*DIRECTION:* Output every line of the data exactly as it appears.

Stored dataset items
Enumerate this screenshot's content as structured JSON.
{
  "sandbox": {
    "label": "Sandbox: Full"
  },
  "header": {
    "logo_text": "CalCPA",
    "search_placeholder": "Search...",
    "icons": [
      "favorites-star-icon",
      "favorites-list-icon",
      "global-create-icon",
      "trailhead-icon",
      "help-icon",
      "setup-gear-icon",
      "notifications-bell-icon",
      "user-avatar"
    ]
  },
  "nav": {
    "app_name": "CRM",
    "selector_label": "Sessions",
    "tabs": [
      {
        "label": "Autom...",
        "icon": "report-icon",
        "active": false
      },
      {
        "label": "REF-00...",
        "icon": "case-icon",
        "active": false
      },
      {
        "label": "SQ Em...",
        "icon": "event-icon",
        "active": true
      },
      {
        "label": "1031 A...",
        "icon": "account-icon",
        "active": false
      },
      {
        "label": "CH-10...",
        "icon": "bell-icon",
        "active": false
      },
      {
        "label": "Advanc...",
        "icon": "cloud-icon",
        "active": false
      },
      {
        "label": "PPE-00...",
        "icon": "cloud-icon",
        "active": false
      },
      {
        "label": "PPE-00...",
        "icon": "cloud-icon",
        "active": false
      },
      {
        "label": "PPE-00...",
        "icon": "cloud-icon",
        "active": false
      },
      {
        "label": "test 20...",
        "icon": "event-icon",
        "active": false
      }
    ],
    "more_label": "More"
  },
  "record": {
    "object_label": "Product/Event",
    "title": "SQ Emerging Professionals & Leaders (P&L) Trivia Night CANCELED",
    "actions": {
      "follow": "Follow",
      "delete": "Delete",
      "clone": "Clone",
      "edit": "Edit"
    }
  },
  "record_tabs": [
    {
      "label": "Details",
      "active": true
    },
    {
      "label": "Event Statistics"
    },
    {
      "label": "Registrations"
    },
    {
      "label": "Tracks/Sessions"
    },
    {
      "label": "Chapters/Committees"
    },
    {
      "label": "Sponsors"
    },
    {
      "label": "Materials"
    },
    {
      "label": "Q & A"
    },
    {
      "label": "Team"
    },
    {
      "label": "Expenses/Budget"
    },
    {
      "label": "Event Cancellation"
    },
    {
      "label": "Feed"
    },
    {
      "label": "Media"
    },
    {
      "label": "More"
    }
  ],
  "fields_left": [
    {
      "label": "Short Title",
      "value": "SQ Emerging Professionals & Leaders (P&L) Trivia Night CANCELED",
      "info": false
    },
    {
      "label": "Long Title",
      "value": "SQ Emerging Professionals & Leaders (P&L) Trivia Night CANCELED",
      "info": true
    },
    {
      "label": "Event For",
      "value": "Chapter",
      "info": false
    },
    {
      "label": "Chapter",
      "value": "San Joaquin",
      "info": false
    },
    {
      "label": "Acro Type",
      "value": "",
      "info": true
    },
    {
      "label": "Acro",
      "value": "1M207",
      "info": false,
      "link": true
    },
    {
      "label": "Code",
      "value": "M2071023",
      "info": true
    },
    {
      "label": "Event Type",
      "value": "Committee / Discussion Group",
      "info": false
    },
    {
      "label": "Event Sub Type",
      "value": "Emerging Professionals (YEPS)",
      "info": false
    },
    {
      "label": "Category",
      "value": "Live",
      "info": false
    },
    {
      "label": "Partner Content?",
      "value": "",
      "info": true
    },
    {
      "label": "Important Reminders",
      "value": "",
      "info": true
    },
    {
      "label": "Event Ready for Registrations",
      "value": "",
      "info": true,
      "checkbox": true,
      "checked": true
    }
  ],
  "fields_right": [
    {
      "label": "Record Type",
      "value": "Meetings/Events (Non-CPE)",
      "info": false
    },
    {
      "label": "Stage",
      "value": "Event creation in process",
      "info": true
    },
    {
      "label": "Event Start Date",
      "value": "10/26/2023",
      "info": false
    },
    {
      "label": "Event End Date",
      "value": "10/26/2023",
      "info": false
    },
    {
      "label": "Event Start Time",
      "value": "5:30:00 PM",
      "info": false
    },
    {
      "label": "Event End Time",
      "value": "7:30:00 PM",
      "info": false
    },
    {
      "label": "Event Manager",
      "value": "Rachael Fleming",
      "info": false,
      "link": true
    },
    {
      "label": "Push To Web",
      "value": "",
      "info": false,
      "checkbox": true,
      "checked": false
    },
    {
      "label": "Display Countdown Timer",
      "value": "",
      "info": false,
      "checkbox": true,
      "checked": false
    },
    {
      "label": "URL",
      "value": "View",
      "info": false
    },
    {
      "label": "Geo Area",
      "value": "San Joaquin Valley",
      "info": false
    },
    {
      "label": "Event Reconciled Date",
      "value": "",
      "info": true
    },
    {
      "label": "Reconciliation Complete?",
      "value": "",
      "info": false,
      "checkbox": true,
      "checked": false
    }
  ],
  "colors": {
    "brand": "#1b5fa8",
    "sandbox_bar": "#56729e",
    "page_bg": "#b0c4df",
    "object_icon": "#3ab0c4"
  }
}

*TASK SOLUTION:*
Enumerate this screenshot's content as structured JSON.
{
  "sandbox": {
    "label": "Sandbox: Full"
  },
  "header": {
    "logo_text": "CalCPA",
    "search_placeholder": "Search...",
    "icons": [
      "favorites-star-icon",
      "favorites-list-icon",
      "global-create-icon",
      "trailhead-icon",
      "help-icon",
      "setup-gear-icon",
      "notifications-bell-icon",
      "user-avatar"
    ]
  },
  "nav": {
    "app_name": "CRM",
    "selector_label": "Sessions",
    "tabs": [
      {
        "label": "Autom...",
        "icon": "report-icon",
        "active": false
      },
      {
        "label": "REF-00...",
        "icon": "case-icon",
        "active": false
      },
      {
        "label": "SQ Em...",
        "icon": "event-icon",
        "active": true
      },
      {
        "label": "1031 A...",
        "icon": "account-icon",
        "active": false
      },
      {
        "label": "CH-10...",
        "icon": "bell-icon",
        "active": false
      },
      {
        "label": "Advanc...",
        "icon": "cloud-icon",
        "active": false
      },
      {
        "label": "PPE-00...",
        "icon": "cloud-icon",
        "active": false
      },
      {
        "label": "PPE-00...",
        "icon": "cloud-icon",
        "active": false
      },
      {
        "label": "PPE-00...",
        "icon": "cloud-icon",
        "active": false
      },
      {
        "label": "test 20...",
        "icon": "event-icon",
        "active": false
      }
    ],
    "more_label": "More"
  },
  "record": {
    "object_label": "Product/Event",
    "title": "SQ Emerging Professionals & Leaders (P&L) Trivia Night CANCELED",
    "actions": {
      "follow": "Follow",
      "delete": "Delete",
      "clone": "Clone",
      "edit": "Edit"
    }
  },
  "record_tabs": [
    {
      "label": "Details",
      "active": true
    },
    {
      "label": "Event Statistics"
    },
    {
      "label": "Registrations"
    },
    {
      "label": "Tracks/Sessions"
    },
    {
      "label": "Chapters/Committees"
    },
    {
      "label": "Sponsors"
    },
    {
      "label": "Materials"
    },
    {
      "label": "Q & A"
    },
    {
      "label": "Team"
    },
    {
      "label": "Expenses/Budget"
    },
    {
      "label": "Event Cancellation"
    },
    {
      "label": "Feed"
    },
    {
      "label": "Media"
    },
    {
      "label": "More"
    }
  ],
  "fields_left": [
    {
      "label": "Short Title",
      "value": "SQ Emerging Professionals & Leaders (P&L) Trivia Night CANCELED",
      "info": false
    },
    {
      "label": "Long Title",
      "value": "SQ Emerging Professionals & Leaders (P&L) Trivia Night CANCELED",
      "info": true
    },
    {
      "label": "Event For",
      "value": "Chapter",
      "info": false
    },
    {
      "label": "Chapter",
      "value": "San Joaquin",
      "info": false
    },
    {
      "label": "Acro Type",
      "value": "",
      "info": true
    },
    {
      "label": "Acro",
      "value": "1M207",
      "info": false,
      "link": true
    },
    {
      "label": "Code",
      "value": "M2071023",
      "info": true
    },
    {
      "label": "Event Type",
      "value": "Committee / Discussion Group",
      "info": false
    },
    {
      "label": "Event Sub Type",
      "value": "Emerging Professionals (YEPS)",
      "info": false
    },
    {
      "label": "Category",
      "value": "Live",
      "info": false
    },
    {
      "label": "Partner Content?",
      "value": "",
      "info": true
    },
    {
      "label": "Important Reminders",
      "value": "",
      "info": true
    },
    {
      "label": "Event Ready for Registrations",
      "value": "",
      "info": true,
      "checkbox": true,
      "checked": true
    }
  ],
  "fields_right": [
    {
      "label": "Record Type",
      "value": "Meetings/Events (Non-CPE)",
      "info": false
    },
    {
      "label": "Stage",
      "value": "Event creation in process",
      "info": true
    },
    {
      "label": "Event Start Date",
      "value": "10/26/2023",
      "info": false
    },
    {
      "label": "Event End Date",
      "value": "10/26/2023",
      "info": false
    },
    {
      "label": "Event Start Time",
      "value": "5:30:00 PM",
      "info": false
    },
    {
      "label": "Event End Time",
      "value": "7:30:00 PM",
      "info": false
    },
    {
      "label": "Event Manager",
      "value": "Rachael Fleming",
      "info": false,
      "link": true
    },
    {
      "label": "Push To Web",
      "value": "",
      "info": false,
      "checkbox": true,
      "checked": false
    },
    {
      "label": "Display Countdown Timer",
      "value": "",
      "info": false,
      "checkbox": true,
      "checked": false
    },
    {
      "label": "URL",
      "value": "View",
      "info": false
    },
    {
      "label": "Geo Area",
      "value": "San Joaquin Valley",
      "info": false
    },
    {
      "label": "Event Reconciled Date",
      "value": "",
      "info": true
    },
    {
      "label": "Reconciliation Complete?",
      "value": "",
      "info": false,
      "checkbox": true,
      "checked": false
    }
  ],
  "colors": {
    "brand": "#1b5fa8",
    "sandbox_bar": "#56729e",
    "page_bg": "#b0c4df",
    "object_icon": "#3ab0c4"
  }
}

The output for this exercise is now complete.